Given task: Reproduce each line bearing the word "előre".

Material for this exercise:
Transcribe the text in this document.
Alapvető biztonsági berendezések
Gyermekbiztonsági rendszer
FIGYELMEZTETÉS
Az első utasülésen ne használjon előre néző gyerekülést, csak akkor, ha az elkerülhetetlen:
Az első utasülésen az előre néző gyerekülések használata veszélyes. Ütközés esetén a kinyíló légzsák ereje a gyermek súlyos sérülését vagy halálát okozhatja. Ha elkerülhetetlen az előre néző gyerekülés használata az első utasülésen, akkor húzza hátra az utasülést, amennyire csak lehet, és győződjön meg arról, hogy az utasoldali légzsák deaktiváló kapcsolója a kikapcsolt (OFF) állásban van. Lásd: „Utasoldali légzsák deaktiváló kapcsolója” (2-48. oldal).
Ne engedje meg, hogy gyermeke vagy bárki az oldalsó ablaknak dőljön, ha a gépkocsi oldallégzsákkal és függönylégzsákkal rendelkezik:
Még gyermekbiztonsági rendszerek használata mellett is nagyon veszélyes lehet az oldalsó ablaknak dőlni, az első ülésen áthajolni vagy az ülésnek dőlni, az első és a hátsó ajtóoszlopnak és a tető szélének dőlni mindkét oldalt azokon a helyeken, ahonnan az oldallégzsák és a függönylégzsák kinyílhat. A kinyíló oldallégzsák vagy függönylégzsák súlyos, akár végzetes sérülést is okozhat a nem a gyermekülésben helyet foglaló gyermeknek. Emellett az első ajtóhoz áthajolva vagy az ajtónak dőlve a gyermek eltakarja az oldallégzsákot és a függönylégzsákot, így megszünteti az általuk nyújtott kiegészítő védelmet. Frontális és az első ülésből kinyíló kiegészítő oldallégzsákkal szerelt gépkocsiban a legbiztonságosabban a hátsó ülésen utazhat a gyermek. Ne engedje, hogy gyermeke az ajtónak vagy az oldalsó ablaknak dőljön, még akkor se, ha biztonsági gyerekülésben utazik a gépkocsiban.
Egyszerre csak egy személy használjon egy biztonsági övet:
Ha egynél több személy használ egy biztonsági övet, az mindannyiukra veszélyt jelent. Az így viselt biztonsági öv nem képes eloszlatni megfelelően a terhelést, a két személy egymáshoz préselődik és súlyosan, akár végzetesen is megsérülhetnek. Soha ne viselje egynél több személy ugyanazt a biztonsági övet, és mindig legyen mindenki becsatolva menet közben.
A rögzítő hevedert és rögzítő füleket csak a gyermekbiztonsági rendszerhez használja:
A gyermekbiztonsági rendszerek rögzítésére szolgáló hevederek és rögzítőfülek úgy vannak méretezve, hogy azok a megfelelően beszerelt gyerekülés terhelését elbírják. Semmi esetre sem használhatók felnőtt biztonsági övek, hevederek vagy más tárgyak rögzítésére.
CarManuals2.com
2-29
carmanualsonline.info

The result:
Az első utasülésen ne használjon előre néző gyerekülést, csak akkor, ha az elkerülhetetlen:
Az első utasülésen az előre néző gyerekülések használata veszélyes. Ütközés esetén a kinyíló légzsák ereje a gyermek súlyos sérülését vagy halálát okozhatja. Ha elkerülhetetlen az előre néző gyerekülés használata az első utasülésen, akkor húzza hátra az utasülést, amennyire csak lehet, és győződjön meg arról, hogy az utasoldali légzsák deaktiváló kapcsolója a kikapcsolt (OFF) állásban van. Lásd: „Utasoldali légzsák deaktiváló kapcsolója” (2-48. oldal).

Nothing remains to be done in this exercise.